▸ Task statement:
Find the word "front" in the records below. List each line containing it.

▸ Task material:
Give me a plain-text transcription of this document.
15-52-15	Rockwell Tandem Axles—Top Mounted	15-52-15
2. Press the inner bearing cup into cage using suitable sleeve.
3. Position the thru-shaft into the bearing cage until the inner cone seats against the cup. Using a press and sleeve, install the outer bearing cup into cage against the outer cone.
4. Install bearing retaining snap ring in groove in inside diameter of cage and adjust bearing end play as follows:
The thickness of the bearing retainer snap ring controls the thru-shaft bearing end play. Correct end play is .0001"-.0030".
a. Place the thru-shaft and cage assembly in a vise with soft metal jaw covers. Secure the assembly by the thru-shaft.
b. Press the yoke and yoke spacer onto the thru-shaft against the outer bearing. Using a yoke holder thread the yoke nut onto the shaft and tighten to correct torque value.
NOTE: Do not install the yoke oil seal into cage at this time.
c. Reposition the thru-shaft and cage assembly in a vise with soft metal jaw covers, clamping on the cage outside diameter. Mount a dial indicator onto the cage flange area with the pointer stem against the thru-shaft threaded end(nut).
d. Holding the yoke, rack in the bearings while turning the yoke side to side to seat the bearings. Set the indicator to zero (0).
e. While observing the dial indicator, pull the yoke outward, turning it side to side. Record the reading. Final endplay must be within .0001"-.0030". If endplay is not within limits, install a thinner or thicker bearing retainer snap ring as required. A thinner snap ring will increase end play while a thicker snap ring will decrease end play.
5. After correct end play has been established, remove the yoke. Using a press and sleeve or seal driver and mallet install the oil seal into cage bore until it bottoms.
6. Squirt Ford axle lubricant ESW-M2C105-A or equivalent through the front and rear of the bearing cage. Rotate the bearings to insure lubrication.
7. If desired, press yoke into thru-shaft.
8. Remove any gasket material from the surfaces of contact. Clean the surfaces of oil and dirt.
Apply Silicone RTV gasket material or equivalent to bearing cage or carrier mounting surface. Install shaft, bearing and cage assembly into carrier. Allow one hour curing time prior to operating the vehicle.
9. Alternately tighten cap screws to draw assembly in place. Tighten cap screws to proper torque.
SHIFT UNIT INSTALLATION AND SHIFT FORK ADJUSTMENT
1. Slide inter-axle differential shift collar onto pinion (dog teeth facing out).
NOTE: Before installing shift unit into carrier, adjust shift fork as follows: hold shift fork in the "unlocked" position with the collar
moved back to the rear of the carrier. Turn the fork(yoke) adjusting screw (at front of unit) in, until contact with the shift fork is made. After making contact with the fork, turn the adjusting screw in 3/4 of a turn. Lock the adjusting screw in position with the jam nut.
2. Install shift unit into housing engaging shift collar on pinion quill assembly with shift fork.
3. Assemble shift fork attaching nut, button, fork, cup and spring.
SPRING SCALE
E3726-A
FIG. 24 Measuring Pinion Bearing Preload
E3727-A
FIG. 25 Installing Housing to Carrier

▸ Exercise solution:
6. Squirt Ford axle lubricant ESW-M2C105-A or equivalent through the front and rear of the bearing cage. Rotate the bearings to insure lubrication.
moved back to the rear of the carrier. Turn the fork(yoke) adjusting screw (at front of unit) in, until contact with the shift fork is made. After making contact with the fork, turn the adjusting screw in 3/4 of a turn. Lock the adjusting screw in position with the jam nut.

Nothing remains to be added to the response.